What is required — Reproduce every line of the listing as written, apart from the pictures.

------------------------------------

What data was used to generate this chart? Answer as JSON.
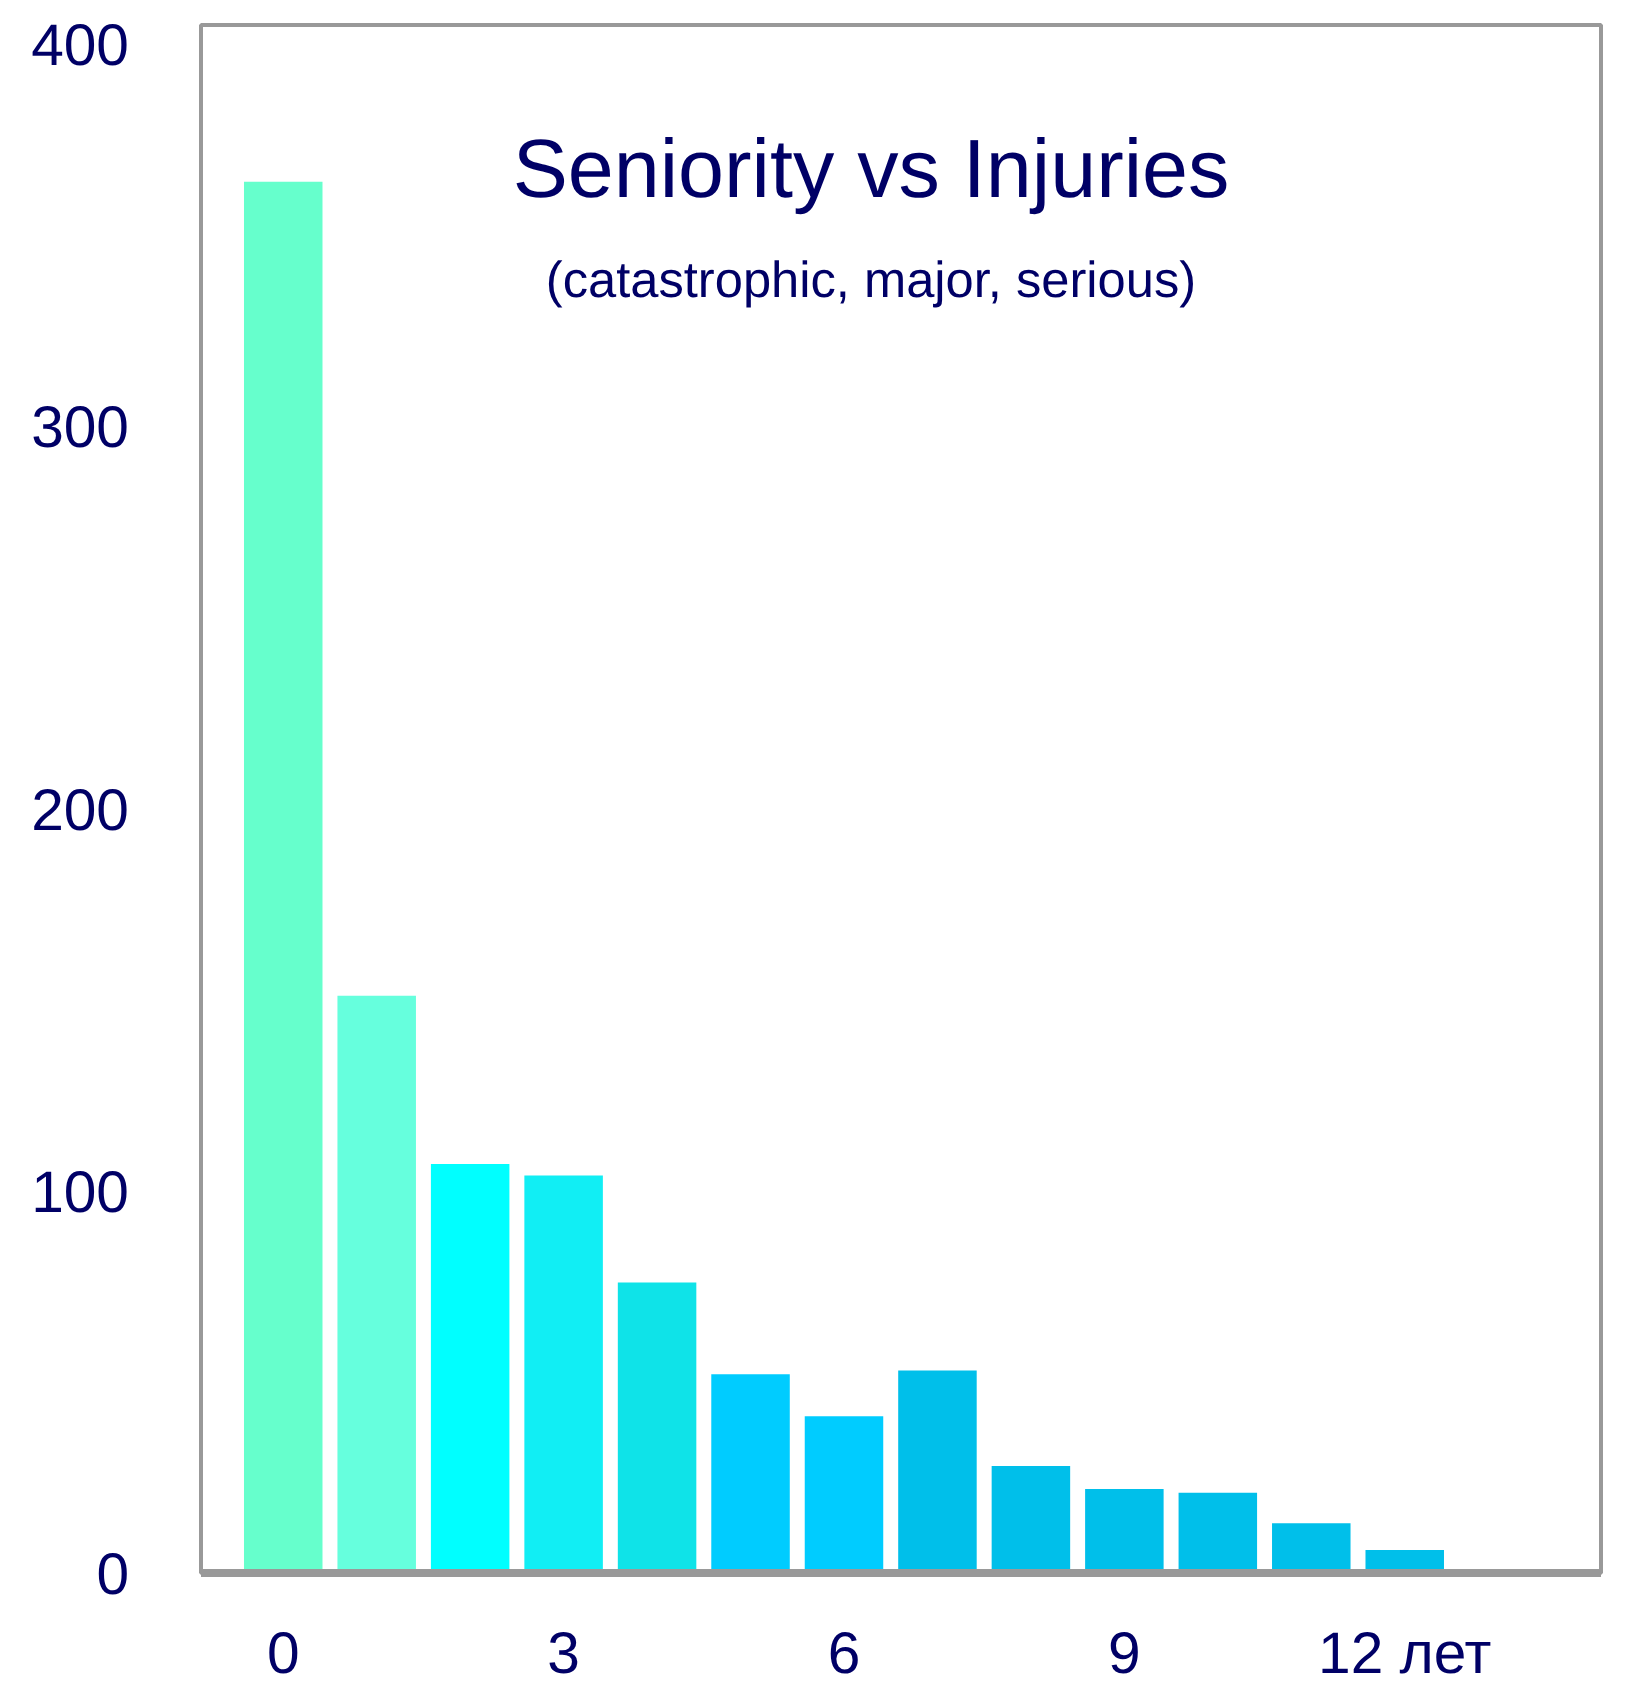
{
  "chart_data": {
    "type": "bar",
    "title": "Seniority vs Injuries",
    "subtitle": "(catastrophic, major, serious)",
    "categories": [
      "0",
      null,
      null,
      "3",
      null,
      null,
      "6",
      null,
      null,
      "9",
      null,
      null,
      "12 лет"
    ],
    "values": [
      364,
      151,
      107,
      104,
      76,
      52,
      41,
      53,
      28,
      22,
      21,
      13,
      6
    ],
    "colors": [
      "#66ffcc",
      "#66ffdd",
      "#00ffff",
      "#11eef4",
      "#0fe3e8",
      "#00ccff",
      "#00ccff",
      "#00bfea",
      "#00bfea",
      "#00bfea",
      "#00bfea",
      "#00bfea",
      "#00bfea"
    ],
    "ylim": [
      0,
      405
    ],
    "yticks": [
      0,
      100,
      200,
      300,
      400
    ],
    "grid": false
  }
}
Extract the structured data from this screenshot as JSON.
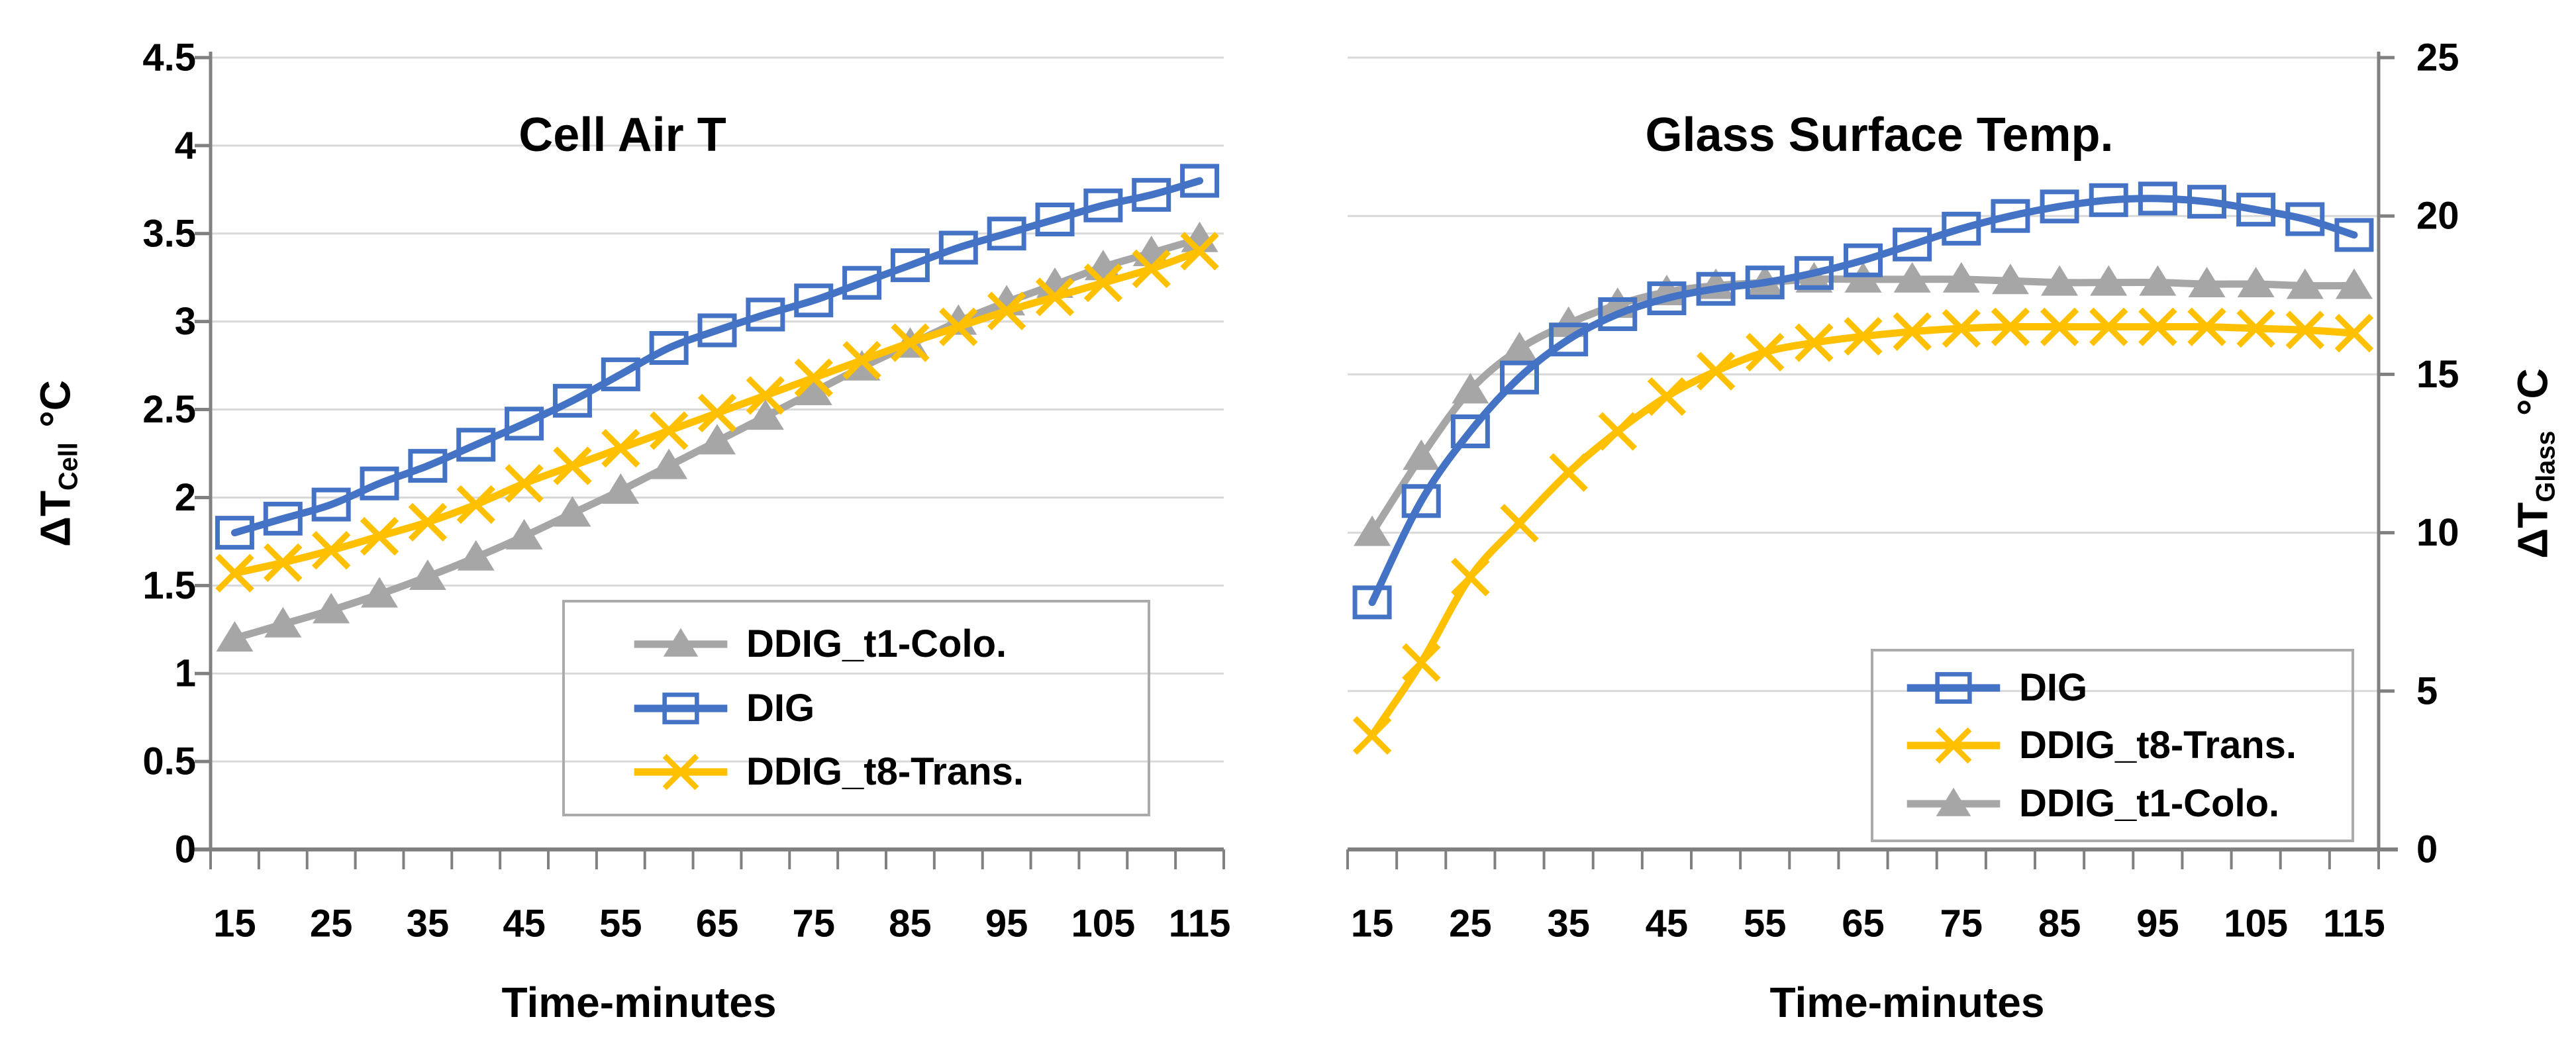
{
  "page": {
    "background": "#FFFFFF"
  },
  "colors": {
    "grid": "#D9D9D9",
    "axis": "#808080",
    "text": "#000000",
    "blue": "#4472C4",
    "yellow": "#FFC000",
    "gray": "#A6A6A6"
  },
  "chart_data": [
    {
      "type": "line",
      "title": "Cell Air T",
      "xlabel": "Time-minutes",
      "ylabel": "ΔT_Cell °C",
      "ylabel_parts": {
        "main": "ΔT",
        "sub": "Cell",
        "unit": "°C"
      },
      "x": [
        15,
        20,
        25,
        30,
        35,
        40,
        45,
        50,
        55,
        60,
        65,
        70,
        75,
        80,
        85,
        90,
        95,
        100,
        105,
        110,
        115
      ],
      "x_tick_labels": [
        "15",
        "25",
        "35",
        "45",
        "55",
        "65",
        "75",
        "85",
        "95",
        "105",
        "115"
      ],
      "ylim": [
        0,
        4.5
      ],
      "y_tick_values": [
        0,
        0.5,
        1,
        1.5,
        2,
        2.5,
        3,
        3.5,
        4,
        4.5
      ],
      "y_tick_labels": [
        "0",
        "0.5",
        "1",
        "1.5",
        "2",
        "2.5",
        "3",
        "3.5",
        "4",
        "4.5"
      ],
      "y_axis_side": "left",
      "grid": true,
      "legend": {
        "position": "inside-bottom-right",
        "order": [
          0,
          1,
          2
        ]
      },
      "series": [
        {
          "name": "DDIG_t1-Colo.",
          "color": "#A6A6A6",
          "marker": "triangle",
          "values": [
            1.2,
            1.28,
            1.36,
            1.45,
            1.55,
            1.66,
            1.78,
            1.91,
            2.04,
            2.18,
            2.32,
            2.46,
            2.6,
            2.74,
            2.87,
            3.0,
            3.11,
            3.21,
            3.31,
            3.39,
            3.47
          ]
        },
        {
          "name": "DIG",
          "color": "#4472C4",
          "marker": "square",
          "values": [
            1.8,
            1.88,
            1.96,
            2.08,
            2.18,
            2.3,
            2.42,
            2.55,
            2.7,
            2.85,
            2.95,
            3.04,
            3.12,
            3.22,
            3.32,
            3.42,
            3.5,
            3.58,
            3.66,
            3.72,
            3.8
          ]
        },
        {
          "name": "DDIG_t8-Trans.",
          "color": "#FFC000",
          "marker": "x",
          "values": [
            1.57,
            1.63,
            1.7,
            1.78,
            1.86,
            1.96,
            2.08,
            2.18,
            2.28,
            2.38,
            2.48,
            2.58,
            2.68,
            2.78,
            2.88,
            2.97,
            3.06,
            3.14,
            3.22,
            3.3,
            3.4
          ]
        }
      ]
    },
    {
      "type": "line",
      "title": "Glass Surface Temp.",
      "xlabel": "Time-minutes",
      "ylabel": "ΔT_Glass °C",
      "ylabel_parts": {
        "main": "ΔT",
        "sub": "Glass",
        "unit": "°C"
      },
      "x": [
        15,
        20,
        25,
        30,
        35,
        40,
        45,
        50,
        55,
        60,
        65,
        70,
        75,
        80,
        85,
        90,
        95,
        100,
        105,
        110,
        115
      ],
      "x_tick_labels": [
        "15",
        "25",
        "35",
        "45",
        "55",
        "65",
        "75",
        "85",
        "95",
        "105",
        "115"
      ],
      "ylim": [
        0,
        25
      ],
      "y_tick_values": [
        0,
        5,
        10,
        15,
        20,
        25
      ],
      "y_tick_labels": [
        "0",
        "5",
        "10",
        "15",
        "20",
        "25"
      ],
      "y_axis_side": "right",
      "grid": true,
      "legend": {
        "position": "inside-bottom-right",
        "order": [
          2,
          1,
          0
        ]
      },
      "series": [
        {
          "name": "DDIG_t1-Colo.",
          "color": "#A6A6A6",
          "marker": "triangle",
          "values": [
            10.0,
            12.4,
            14.5,
            15.8,
            16.6,
            17.2,
            17.6,
            17.8,
            17.9,
            18.0,
            18.0,
            18.0,
            18.0,
            17.95,
            17.9,
            17.9,
            17.9,
            17.85,
            17.85,
            17.8,
            17.8
          ]
        },
        {
          "name": "DDIG_t8-Trans.",
          "color": "#FFC000",
          "marker": "x",
          "values": [
            3.6,
            5.9,
            8.6,
            10.3,
            11.9,
            13.2,
            14.3,
            15.1,
            15.7,
            16.0,
            16.2,
            16.35,
            16.45,
            16.5,
            16.5,
            16.5,
            16.5,
            16.5,
            16.45,
            16.4,
            16.3
          ]
        },
        {
          "name": "DIG",
          "color": "#4472C4",
          "marker": "square",
          "values": [
            7.8,
            11.0,
            13.2,
            14.9,
            16.1,
            16.9,
            17.4,
            17.7,
            17.9,
            18.2,
            18.6,
            19.1,
            19.6,
            20.0,
            20.3,
            20.5,
            20.55,
            20.45,
            20.2,
            19.9,
            19.4
          ]
        }
      ]
    }
  ]
}
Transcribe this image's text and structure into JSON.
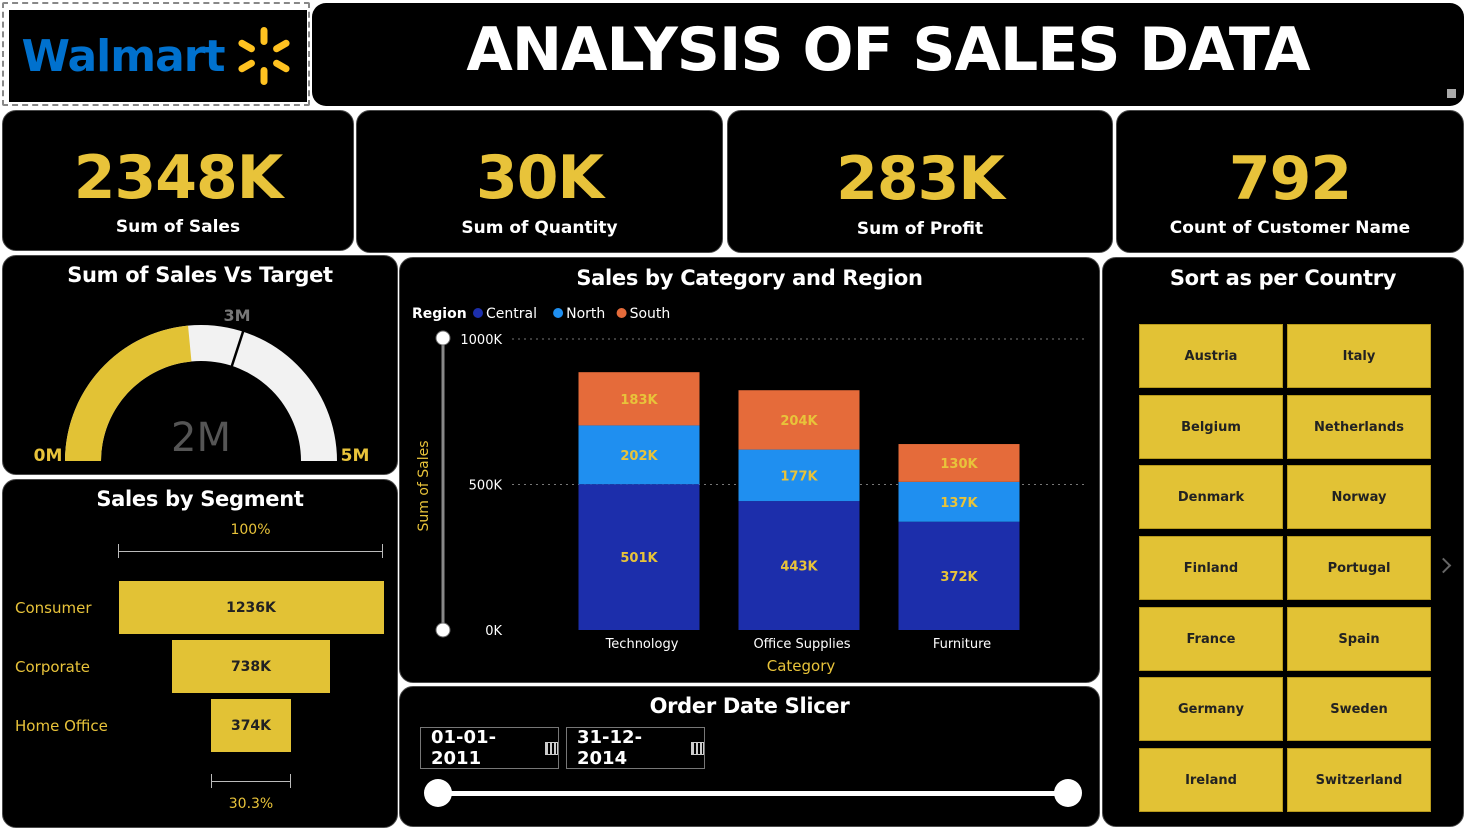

------------------------------------

Exercise answer —
What data was used to generate this chart? Answer as JSON.
{
  "chart_data": {
    "type": "bar",
    "title": "Seniority vs Injuries",
    "subtitle": "(catastrophic, major, serious)",
    "categories": [
      "0",
      null,
      null,
      "3",
      null,
      null,
      "6",
      null,
      null,
      "9",
      null,
      null,
      "12 лет"
    ],
    "values": [
      364,
      151,
      107,
      104,
      76,
      52,
      41,
      53,
      28,
      22,
      21,
      13,
      6
    ],
    "colors": [
      "#66ffcc",
      "#66ffdd",
      "#00ffff",
      "#11eef4",
      "#0fe3e8",
      "#00ccff",
      "#00ccff",
      "#00bfea",
      "#00bfea",
      "#00bfea",
      "#00bfea",
      "#00bfea",
      "#00bfea"
    ],
    "ylim": [
      0,
      405
    ],
    "yticks": [
      0,
      100,
      200,
      300,
      400
    ],
    "grid": false
  }
}
Extract the structured data from this screenshot as JSON.
{
  "page": {
    "background": "#FFFFFF"
  },
  "colors": {
    "grid": "#D9D9D9",
    "axis": "#808080",
    "text": "#000000",
    "blue": "#4472C4",
    "yellow": "#FFC000",
    "gray": "#A6A6A6"
  },
  "chart_data": [
    {
      "type": "line",
      "title": "Cell Air T",
      "xlabel": "Time-minutes",
      "ylabel": "ΔT_Cell °C",
      "ylabel_parts": {
        "main": "ΔT",
        "sub": "Cell",
        "unit": "°C"
      },
      "x": [
        15,
        20,
        25,
        30,
        35,
        40,
        45,
        50,
        55,
        60,
        65,
        70,
        75,
        80,
        85,
        90,
        95,
        100,
        105,
        110,
        115
      ],
      "x_tick_labels": [
        "15",
        "25",
        "35",
        "45",
        "55",
        "65",
        "75",
        "85",
        "95",
        "105",
        "115"
      ],
      "ylim": [
        0,
        4.5
      ],
      "y_tick_values": [
        0,
        0.5,
        1,
        1.5,
        2,
        2.5,
        3,
        3.5,
        4,
        4.5
      ],
      "y_tick_labels": [
        "0",
        "0.5",
        "1",
        "1.5",
        "2",
        "2.5",
        "3",
        "3.5",
        "4",
        "4.5"
      ],
      "y_axis_side": "left",
      "grid": true,
      "legend": {
        "position": "inside-bottom-right",
        "order": [
          0,
          1,
          2
        ]
      },
      "series": [
        {
          "name": "DDIG_t1-Colo.",
          "color": "#A6A6A6",
          "marker": "triangle",
          "values": [
            1.2,
            1.28,
            1.36,
            1.45,
            1.55,
            1.66,
            1.78,
            1.91,
            2.04,
            2.18,
            2.32,
            2.46,
            2.6,
            2.74,
            2.87,
            3.0,
            3.11,
            3.21,
            3.31,
            3.39,
            3.47
          ]
        },
        {
          "name": "DIG",
          "color": "#4472C4",
          "marker": "square",
          "values": [
            1.8,
            1.88,
            1.96,
            2.08,
            2.18,
            2.3,
            2.42,
            2.55,
            2.7,
            2.85,
            2.95,
            3.04,
            3.12,
            3.22,
            3.32,
            3.42,
            3.5,
            3.58,
            3.66,
            3.72,
            3.8
          ]
        },
        {
          "name": "DDIG_t8-Trans.",
          "color": "#FFC000",
          "marker": "x",
          "values": [
            1.57,
            1.63,
            1.7,
            1.78,
            1.86,
            1.96,
            2.08,
            2.18,
            2.28,
            2.38,
            2.48,
            2.58,
            2.68,
            2.78,
            2.88,
            2.97,
            3.06,
            3.14,
            3.22,
            3.3,
            3.4
          ]
        }
      ]
    },
    {
      "type": "line",
      "title": "Glass Surface Temp.",
      "xlabel": "Time-minutes",
      "ylabel": "ΔT_Glass °C",
      "ylabel_parts": {
        "main": "ΔT",
        "sub": "Glass",
        "unit": "°C"
      },
      "x": [
        15,
        20,
        25,
        30,
        35,
        40,
        45,
        50,
        55,
        60,
        65,
        70,
        75,
        80,
        85,
        90,
        95,
        100,
        105,
        110,
        115
      ],
      "x_tick_labels": [
        "15",
        "25",
        "35",
        "45",
        "55",
        "65",
        "75",
        "85",
        "95",
        "105",
        "115"
      ],
      "ylim": [
        0,
        25
      ],
      "y_tick_values": [
        0,
        5,
        10,
        15,
        20,
        25
      ],
      "y_tick_labels": [
        "0",
        "5",
        "10",
        "15",
        "20",
        "25"
      ],
      "y_axis_side": "right",
      "grid": true,
      "legend": {
        "position": "inside-bottom-right",
        "order": [
          2,
          1,
          0
        ]
      },
      "series": [
        {
          "name": "DDIG_t1-Colo.",
          "color": "#A6A6A6",
          "marker": "triangle",
          "values": [
            10.0,
            12.4,
            14.5,
            15.8,
            16.6,
            17.2,
            17.6,
            17.8,
            17.9,
            18.0,
            18.0,
            18.0,
            18.0,
            17.95,
            17.9,
            17.9,
            17.9,
            17.85,
            17.85,
            17.8,
            17.8
          ]
        },
        {
          "name": "DDIG_t8-Trans.",
          "color": "#FFC000",
          "marker": "x",
          "values": [
            3.6,
            5.9,
            8.6,
            10.3,
            11.9,
            13.2,
            14.3,
            15.1,
            15.7,
            16.0,
            16.2,
            16.35,
            16.45,
            16.5,
            16.5,
            16.5,
            16.5,
            16.5,
            16.45,
            16.4,
            16.3
          ]
        },
        {
          "name": "DIG",
          "color": "#4472C4",
          "marker": "square",
          "values": [
            7.8,
            11.0,
            13.2,
            14.9,
            16.1,
            16.9,
            17.4,
            17.7,
            17.9,
            18.2,
            18.6,
            19.1,
            19.6,
            20.0,
            20.3,
            20.5,
            20.55,
            20.45,
            20.2,
            19.9,
            19.4
          ]
        }
      ]
    }
  ]
}
Transcribe this image's text and structure into JSON.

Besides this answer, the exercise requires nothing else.